→ **REQUEST**: Take every line that has the string "blazini" and copy it out.

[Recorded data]
>>

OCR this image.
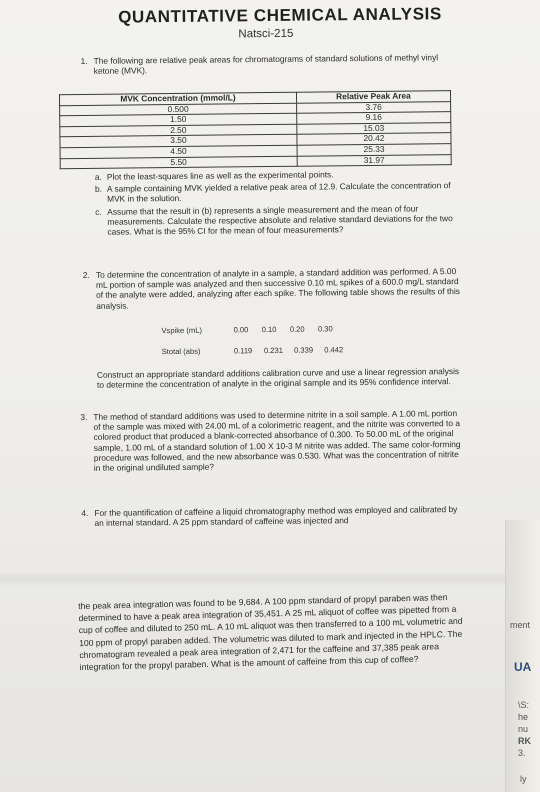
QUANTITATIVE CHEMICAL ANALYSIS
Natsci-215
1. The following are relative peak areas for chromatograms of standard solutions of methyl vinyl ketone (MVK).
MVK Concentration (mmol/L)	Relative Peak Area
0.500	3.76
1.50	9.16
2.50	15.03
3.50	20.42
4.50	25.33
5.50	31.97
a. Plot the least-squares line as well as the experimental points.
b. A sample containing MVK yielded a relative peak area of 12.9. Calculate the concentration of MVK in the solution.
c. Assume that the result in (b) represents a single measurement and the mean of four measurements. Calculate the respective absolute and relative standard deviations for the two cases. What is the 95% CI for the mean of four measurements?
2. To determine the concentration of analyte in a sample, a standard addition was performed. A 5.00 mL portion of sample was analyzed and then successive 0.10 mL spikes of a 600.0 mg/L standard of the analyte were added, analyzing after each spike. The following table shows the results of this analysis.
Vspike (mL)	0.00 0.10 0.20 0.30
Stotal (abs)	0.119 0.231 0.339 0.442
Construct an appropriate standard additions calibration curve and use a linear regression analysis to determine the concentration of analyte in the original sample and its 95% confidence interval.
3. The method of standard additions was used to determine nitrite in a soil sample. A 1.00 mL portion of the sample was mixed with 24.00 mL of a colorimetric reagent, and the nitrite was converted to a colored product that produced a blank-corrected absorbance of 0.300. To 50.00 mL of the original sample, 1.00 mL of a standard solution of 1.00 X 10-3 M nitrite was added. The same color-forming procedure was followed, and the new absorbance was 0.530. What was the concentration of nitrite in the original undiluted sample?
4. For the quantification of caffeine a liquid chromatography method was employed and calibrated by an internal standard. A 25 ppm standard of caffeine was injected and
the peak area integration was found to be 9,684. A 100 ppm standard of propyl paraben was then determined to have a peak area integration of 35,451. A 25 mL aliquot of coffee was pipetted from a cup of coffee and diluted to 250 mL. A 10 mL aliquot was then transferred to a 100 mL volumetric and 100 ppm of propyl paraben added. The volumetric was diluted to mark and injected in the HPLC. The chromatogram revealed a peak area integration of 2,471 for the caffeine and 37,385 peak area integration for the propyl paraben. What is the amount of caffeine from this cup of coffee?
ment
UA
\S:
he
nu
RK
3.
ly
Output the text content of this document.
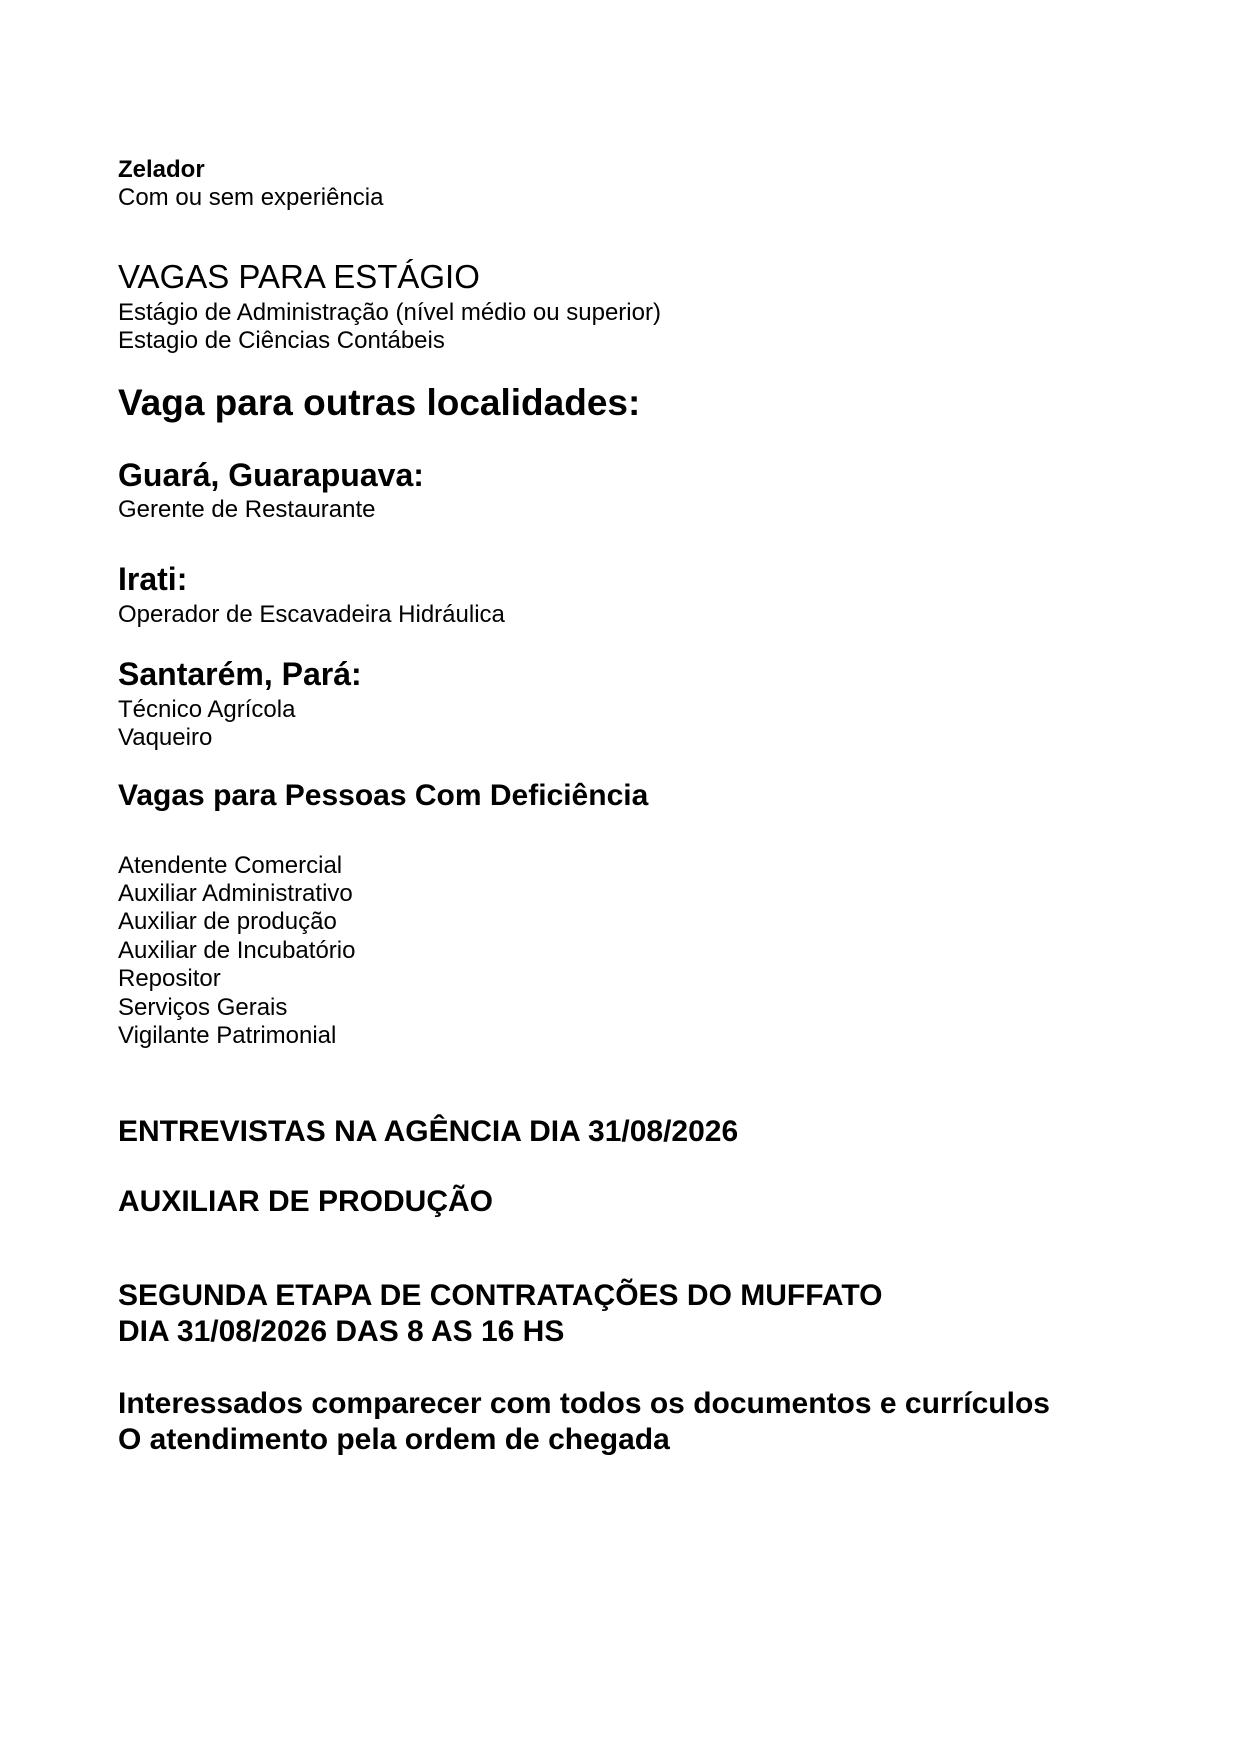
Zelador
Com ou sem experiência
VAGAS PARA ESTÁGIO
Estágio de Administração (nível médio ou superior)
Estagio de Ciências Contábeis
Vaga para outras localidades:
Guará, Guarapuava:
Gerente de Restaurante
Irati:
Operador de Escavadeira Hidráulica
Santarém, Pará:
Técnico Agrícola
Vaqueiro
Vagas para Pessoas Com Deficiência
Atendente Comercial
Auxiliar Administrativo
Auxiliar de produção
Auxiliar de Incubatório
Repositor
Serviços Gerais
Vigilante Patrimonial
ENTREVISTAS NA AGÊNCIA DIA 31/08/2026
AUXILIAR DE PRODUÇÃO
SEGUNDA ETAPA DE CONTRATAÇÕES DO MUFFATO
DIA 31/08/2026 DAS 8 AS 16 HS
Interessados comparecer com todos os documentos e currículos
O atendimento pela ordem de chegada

<<
>>

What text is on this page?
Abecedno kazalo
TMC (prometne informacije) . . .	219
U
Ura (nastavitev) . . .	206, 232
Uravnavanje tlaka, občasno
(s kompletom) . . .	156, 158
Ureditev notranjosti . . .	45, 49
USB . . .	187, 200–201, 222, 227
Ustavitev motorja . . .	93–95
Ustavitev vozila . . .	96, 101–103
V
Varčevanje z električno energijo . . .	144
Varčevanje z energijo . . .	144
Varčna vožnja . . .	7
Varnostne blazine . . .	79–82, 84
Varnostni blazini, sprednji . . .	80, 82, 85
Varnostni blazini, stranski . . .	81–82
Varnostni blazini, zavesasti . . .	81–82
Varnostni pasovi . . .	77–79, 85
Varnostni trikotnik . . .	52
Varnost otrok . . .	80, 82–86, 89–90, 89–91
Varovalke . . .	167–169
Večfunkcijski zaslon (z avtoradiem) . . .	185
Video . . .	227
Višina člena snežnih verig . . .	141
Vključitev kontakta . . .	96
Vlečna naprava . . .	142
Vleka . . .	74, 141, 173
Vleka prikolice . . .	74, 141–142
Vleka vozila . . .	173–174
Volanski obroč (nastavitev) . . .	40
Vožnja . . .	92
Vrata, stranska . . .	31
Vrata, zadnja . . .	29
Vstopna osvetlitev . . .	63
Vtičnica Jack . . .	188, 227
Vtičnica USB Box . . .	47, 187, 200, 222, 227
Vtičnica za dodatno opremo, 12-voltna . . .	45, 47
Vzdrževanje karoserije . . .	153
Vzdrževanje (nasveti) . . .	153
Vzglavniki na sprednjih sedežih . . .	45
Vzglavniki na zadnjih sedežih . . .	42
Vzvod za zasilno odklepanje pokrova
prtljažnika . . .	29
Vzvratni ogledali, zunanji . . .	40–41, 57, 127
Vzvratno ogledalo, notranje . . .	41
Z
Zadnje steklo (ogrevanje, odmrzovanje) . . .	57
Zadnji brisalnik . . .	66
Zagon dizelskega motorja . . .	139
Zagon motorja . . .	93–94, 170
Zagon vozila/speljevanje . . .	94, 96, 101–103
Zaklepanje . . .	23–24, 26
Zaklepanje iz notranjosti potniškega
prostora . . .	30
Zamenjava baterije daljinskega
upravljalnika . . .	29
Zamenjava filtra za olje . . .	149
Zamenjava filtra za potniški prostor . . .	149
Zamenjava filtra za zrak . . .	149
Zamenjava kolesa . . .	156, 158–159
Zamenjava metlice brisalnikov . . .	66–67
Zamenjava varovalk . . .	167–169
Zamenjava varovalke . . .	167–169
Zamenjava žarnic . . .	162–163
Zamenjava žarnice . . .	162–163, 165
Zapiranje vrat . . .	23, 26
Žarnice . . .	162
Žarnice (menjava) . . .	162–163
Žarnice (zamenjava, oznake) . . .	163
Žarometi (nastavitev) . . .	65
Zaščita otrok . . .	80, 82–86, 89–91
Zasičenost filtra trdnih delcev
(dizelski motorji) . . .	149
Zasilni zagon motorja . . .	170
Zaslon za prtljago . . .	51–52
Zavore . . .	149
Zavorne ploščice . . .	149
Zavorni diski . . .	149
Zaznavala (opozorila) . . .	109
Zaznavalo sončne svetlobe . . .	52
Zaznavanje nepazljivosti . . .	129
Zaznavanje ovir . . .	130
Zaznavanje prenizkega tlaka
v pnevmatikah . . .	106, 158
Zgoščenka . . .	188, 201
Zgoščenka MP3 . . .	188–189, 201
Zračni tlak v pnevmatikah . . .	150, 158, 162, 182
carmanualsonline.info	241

<<

→ **THE RESPONSE**:
Varnostni blazini, sprednji . . .	80, 82, 85
Varnostni blazini, stranski . . .	81–82
Varnostni blazini, zavesasti . . .	81–82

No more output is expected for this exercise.